• MATERIAL SUPPLIED:
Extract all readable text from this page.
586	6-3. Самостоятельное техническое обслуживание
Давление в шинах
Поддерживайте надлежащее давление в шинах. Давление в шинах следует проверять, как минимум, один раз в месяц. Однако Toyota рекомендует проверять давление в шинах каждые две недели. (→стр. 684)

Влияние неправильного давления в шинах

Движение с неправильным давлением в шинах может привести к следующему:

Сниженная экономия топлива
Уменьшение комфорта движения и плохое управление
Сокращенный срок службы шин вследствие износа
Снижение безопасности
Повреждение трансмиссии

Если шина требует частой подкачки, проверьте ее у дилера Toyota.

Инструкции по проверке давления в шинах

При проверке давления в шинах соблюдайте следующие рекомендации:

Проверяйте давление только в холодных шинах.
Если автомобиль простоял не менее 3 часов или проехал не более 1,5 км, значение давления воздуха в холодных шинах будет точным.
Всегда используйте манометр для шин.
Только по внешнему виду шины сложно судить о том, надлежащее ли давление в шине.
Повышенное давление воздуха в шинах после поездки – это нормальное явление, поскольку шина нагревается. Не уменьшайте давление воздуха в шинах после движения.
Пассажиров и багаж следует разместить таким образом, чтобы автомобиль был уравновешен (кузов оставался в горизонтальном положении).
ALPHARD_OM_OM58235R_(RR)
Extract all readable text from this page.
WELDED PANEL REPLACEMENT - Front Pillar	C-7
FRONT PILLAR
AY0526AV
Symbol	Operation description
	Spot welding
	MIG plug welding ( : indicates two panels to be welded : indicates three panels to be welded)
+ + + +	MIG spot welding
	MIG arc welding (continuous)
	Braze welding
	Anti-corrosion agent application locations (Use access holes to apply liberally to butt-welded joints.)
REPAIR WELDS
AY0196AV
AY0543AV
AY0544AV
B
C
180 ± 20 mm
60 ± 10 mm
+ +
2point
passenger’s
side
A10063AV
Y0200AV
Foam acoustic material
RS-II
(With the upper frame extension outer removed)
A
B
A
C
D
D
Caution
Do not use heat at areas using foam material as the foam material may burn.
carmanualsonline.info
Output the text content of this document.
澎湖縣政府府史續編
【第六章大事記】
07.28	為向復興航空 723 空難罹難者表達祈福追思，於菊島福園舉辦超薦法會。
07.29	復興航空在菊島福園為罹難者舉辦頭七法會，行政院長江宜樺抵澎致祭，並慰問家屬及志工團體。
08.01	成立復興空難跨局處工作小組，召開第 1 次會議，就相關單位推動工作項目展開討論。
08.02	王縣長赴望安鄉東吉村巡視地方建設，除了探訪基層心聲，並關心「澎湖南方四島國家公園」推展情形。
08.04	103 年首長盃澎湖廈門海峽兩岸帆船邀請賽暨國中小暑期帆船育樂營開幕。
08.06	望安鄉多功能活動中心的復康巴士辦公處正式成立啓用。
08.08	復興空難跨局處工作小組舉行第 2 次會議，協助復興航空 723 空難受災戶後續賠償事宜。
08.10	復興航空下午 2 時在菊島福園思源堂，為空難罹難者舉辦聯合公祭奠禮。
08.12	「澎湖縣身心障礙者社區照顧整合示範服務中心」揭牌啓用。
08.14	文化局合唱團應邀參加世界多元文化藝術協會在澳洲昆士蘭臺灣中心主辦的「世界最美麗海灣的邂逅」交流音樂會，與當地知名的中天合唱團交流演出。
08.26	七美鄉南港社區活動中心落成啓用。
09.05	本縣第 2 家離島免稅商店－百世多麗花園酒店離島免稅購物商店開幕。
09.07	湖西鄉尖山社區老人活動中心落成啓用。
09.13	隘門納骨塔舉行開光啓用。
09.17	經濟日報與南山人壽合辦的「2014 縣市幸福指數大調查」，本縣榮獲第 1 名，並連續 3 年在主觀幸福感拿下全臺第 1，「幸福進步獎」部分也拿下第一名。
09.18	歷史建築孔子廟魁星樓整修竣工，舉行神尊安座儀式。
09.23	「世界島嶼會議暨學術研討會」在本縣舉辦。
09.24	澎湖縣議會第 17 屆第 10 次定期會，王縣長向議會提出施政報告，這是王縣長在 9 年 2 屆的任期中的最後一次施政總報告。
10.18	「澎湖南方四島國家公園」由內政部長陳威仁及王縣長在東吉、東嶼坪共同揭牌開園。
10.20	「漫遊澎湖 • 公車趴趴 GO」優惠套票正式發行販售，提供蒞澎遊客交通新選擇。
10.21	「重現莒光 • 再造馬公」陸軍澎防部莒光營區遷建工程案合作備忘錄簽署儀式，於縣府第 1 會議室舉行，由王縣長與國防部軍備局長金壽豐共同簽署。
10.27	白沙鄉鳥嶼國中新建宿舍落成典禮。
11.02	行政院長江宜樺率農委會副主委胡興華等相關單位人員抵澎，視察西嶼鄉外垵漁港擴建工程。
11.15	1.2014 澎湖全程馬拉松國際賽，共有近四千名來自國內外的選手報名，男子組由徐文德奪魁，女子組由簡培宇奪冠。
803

• PROMPT:
Restate each record word for word.

• REPLY:
Extract all readable text from this page.
586	6-3. Самостоятельное техническое обслуживание
Давление в шинах
Поддерживайте надлежащее давление в шинах. Давление в шинах следует проверять, как минимум, один раз в месяц. Однако Toyota рекомендует проверять давление в шинах каждые две недели. (→стр. 684)

Влияние неправильного давления в шинах

Движение с неправильным давлением в шинах может привести к следующему:

Сниженная экономия топлива
Уменьшение комфорта движения и плохое управление
Сокращенный срок службы шин вследствие износа
Снижение безопасности
Повреждение трансмиссии

Если шина требует частой подкачки, проверьте ее у дилера Toyota.

Инструкции по проверке давления в шинах

При проверке давления в шинах соблюдайте следующие рекомендации:

Проверяйте давление только в холодных шинах.
Если автомобиль простоял не менее 3 часов или проехал не более 1,5 км, значение давления воздуха в холодных шинах будет точным.
Всегда используйте манометр для шин.
Только по внешнему виду шины сложно судить о том, надлежащее ли давление в шине.
Повышенное давление воздуха в шинах после поездки – это нормальное явление, поскольку шина нагревается. Не уменьшайте давление воздуха в шинах после движения.
Пассажиров и багаж следует разместить таким образом, чтобы автомобиль был уравновешен (кузов оставался в горизонтальном положении).
ALPHARD_OM_OM58235R_(RR)
Extract all readable text from this page.
WELDED PANEL REPLACEMENT - Front Pillar	C-7
FRONT PILLAR
AY0526AV
Symbol	Operation description
	Spot welding
	MIG plug welding ( : indicates two panels to be welded : indicates three panels to be welded)
+ + + +	MIG spot welding
	MIG arc welding (continuous)
	Braze welding
	Anti-corrosion agent application locations (Use access holes to apply liberally to butt-welded joints.)
REPAIR WELDS
AY0196AV
AY0543AV
AY0544AV
B
C
180 ± 20 mm
60 ± 10 mm
+ +
2point
passenger’s
side
A10063AV
Y0200AV
Foam acoustic material
RS-II
(With the upper frame extension outer removed)
A
B
A
C
D
D
Caution
Do not use heat at areas using foam material as the foam material may burn.
carmanualsonline.info
Output the text content of this document.
澎湖縣政府府史續編
【第六章大事記】
07.28	為向復興航空 723 空難罹難者表達祈福追思，於菊島福園舉辦超薦法會。
07.29	復興航空在菊島福園為罹難者舉辦頭七法會，行政院長江宜樺抵澎致祭，並慰問家屬及志工團體。
08.01	成立復興空難跨局處工作小組，召開第 1 次會議，就相關單位推動工作項目展開討論。
08.02	王縣長赴望安鄉東吉村巡視地方建設，除了探訪基層心聲，並關心「澎湖南方四島國家公園」推展情形。
08.04	103 年首長盃澎湖廈門海峽兩岸帆船邀請賽暨國中小暑期帆船育樂營開幕。
08.06	望安鄉多功能活動中心的復康巴士辦公處正式成立啓用。
08.08	復興空難跨局處工作小組舉行第 2 次會議，協助復興航空 723 空難受災戶後續賠償事宜。
08.10	復興航空下午 2 時在菊島福園思源堂，為空難罹難者舉辦聯合公祭奠禮。
08.12	「澎湖縣身心障礙者社區照顧整合示範服務中心」揭牌啓用。
08.14	文化局合唱團應邀參加世界多元文化藝術協會在澳洲昆士蘭臺灣中心主辦的「世界最美麗海灣的邂逅」交流音樂會，與當地知名的中天合唱團交流演出。
08.26	七美鄉南港社區活動中心落成啓用。
09.05	本縣第 2 家離島免稅商店－百世多麗花園酒店離島免稅購物商店開幕。
09.07	湖西鄉尖山社區老人活動中心落成啓用。
09.13	隘門納骨塔舉行開光啓用。
09.17	經濟日報與南山人壽合辦的「2014 縣市幸福指數大調查」，本縣榮獲第 1 名，並連續 3 年在主觀幸福感拿下全臺第 1，「幸福進步獎」部分也拿下第一名。
09.18	歷史建築孔子廟魁星樓整修竣工，舉行神尊安座儀式。
09.23	「世界島嶼會議暨學術研討會」在本縣舉辦。
09.24	澎湖縣議會第 17 屆第 10 次定期會，王縣長向議會提出施政報告，這是王縣長在 9 年 2 屆的任期中的最後一次施政總報告。
10.18	「澎湖南方四島國家公園」由內政部長陳威仁及王縣長在東吉、東嶼坪共同揭牌開園。
10.20	「漫遊澎湖 • 公車趴趴 GO」優惠套票正式發行販售，提供蒞澎遊客交通新選擇。
10.21	「重現莒光 • 再造馬公」陸軍澎防部莒光營區遷建工程案合作備忘錄簽署儀式，於縣府第 1 會議室舉行，由王縣長與國防部軍備局長金壽豐共同簽署。
10.27	白沙鄉鳥嶼國中新建宿舍落成典禮。
11.02	行政院長江宜樺率農委會副主委胡興華等相關單位人員抵澎，視察西嶼鄉外垵漁港擴建工程。
11.15	1.2014 澎湖全程馬拉松國際賽，共有近四千名來自國內外的選手報名，男子組由徐文德奪魁，女子組由簡培宇奪冠。
803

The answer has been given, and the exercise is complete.